--- DATASET ENTRIES ---

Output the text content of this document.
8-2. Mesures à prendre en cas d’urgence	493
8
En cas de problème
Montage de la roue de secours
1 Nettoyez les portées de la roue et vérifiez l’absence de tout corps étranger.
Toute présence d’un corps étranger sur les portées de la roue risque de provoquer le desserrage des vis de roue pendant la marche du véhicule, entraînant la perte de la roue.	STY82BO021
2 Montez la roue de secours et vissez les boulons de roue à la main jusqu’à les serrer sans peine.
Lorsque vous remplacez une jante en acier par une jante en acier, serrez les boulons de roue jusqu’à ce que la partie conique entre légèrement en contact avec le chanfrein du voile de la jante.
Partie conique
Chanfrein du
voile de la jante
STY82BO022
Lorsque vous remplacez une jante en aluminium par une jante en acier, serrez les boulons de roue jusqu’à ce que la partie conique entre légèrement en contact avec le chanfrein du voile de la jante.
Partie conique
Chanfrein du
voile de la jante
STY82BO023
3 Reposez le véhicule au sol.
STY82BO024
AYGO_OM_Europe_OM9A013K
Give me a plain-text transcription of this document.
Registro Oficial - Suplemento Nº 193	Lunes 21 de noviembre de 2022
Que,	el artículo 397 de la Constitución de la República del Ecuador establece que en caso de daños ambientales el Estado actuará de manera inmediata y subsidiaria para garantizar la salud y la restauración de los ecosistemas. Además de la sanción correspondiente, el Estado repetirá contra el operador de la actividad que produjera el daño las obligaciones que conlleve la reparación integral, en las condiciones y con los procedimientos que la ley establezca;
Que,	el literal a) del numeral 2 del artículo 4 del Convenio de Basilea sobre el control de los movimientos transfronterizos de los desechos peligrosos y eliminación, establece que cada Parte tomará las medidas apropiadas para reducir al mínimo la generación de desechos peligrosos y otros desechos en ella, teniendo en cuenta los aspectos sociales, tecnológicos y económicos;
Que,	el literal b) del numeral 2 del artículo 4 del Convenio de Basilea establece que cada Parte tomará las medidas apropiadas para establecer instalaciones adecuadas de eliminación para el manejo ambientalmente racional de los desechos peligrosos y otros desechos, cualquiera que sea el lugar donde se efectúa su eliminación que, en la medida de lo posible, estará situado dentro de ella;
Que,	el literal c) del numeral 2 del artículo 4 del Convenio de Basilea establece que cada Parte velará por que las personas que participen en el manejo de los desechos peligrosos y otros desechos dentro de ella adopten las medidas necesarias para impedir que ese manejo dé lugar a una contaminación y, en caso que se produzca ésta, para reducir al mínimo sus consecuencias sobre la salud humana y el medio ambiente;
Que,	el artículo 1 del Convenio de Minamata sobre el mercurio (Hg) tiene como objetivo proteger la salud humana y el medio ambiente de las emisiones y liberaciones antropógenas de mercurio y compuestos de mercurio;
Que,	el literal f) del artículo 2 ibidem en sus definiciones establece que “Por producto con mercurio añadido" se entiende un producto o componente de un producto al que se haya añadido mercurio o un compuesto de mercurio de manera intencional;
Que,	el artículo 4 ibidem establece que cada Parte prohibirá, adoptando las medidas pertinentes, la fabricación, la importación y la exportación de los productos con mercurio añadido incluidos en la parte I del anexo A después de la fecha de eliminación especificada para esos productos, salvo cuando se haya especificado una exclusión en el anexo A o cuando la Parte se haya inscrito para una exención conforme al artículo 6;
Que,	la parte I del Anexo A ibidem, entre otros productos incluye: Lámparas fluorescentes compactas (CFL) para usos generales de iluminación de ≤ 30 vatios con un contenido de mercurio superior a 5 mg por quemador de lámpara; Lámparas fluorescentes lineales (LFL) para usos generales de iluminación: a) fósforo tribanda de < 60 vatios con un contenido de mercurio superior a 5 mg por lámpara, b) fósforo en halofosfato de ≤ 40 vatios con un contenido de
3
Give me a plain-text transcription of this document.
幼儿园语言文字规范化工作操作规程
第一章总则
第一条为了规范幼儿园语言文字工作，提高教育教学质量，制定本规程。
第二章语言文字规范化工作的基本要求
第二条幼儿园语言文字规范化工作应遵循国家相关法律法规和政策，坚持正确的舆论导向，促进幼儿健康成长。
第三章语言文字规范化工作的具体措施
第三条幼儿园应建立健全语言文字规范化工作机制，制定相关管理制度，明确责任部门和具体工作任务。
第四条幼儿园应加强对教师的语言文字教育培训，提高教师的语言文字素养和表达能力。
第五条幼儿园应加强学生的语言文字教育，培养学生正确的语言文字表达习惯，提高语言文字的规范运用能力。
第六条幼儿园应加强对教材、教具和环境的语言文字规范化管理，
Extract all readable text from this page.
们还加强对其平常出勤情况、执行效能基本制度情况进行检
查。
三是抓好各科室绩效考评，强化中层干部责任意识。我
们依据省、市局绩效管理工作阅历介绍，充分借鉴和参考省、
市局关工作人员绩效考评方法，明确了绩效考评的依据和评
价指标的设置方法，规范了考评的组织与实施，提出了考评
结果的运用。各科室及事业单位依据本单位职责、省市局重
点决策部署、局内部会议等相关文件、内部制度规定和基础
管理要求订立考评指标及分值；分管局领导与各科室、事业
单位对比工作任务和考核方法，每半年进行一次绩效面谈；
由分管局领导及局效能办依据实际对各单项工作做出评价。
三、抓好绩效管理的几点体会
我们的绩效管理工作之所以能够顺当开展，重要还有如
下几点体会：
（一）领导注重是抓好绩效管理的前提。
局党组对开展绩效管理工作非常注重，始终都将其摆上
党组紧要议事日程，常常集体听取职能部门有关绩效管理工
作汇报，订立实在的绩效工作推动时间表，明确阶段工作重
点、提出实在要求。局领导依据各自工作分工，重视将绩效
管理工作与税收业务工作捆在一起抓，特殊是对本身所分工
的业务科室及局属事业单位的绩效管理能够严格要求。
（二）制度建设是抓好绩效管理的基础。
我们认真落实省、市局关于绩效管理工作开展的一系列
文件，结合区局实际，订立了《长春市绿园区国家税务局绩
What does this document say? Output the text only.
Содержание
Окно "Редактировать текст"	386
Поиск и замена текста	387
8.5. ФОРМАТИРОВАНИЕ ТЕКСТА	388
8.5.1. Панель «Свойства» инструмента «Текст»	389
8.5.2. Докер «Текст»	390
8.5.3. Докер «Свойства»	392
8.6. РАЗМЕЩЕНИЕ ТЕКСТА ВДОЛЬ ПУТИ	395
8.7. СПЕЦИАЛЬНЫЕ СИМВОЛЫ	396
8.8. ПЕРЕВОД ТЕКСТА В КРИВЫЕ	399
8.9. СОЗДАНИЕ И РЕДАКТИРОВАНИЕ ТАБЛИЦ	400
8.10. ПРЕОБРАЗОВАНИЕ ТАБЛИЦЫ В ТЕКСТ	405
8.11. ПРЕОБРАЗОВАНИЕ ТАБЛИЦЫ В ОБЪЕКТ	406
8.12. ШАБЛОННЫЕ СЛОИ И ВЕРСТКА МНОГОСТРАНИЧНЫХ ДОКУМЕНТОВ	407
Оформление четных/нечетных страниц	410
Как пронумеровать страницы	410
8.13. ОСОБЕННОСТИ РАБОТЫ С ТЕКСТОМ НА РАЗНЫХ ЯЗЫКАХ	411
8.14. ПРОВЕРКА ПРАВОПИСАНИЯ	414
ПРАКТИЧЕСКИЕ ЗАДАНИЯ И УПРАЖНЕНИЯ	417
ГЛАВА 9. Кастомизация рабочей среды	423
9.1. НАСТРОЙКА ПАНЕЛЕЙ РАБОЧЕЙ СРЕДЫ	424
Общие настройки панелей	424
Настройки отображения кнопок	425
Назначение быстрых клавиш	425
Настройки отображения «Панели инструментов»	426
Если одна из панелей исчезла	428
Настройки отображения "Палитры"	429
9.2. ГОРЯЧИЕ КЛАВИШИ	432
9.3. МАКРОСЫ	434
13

---

**WHAT TO DO**. Count each line of the entries that holds the word "Докер", then state the total and nothing more.

**RESPONSE TO THIS TASK**. 2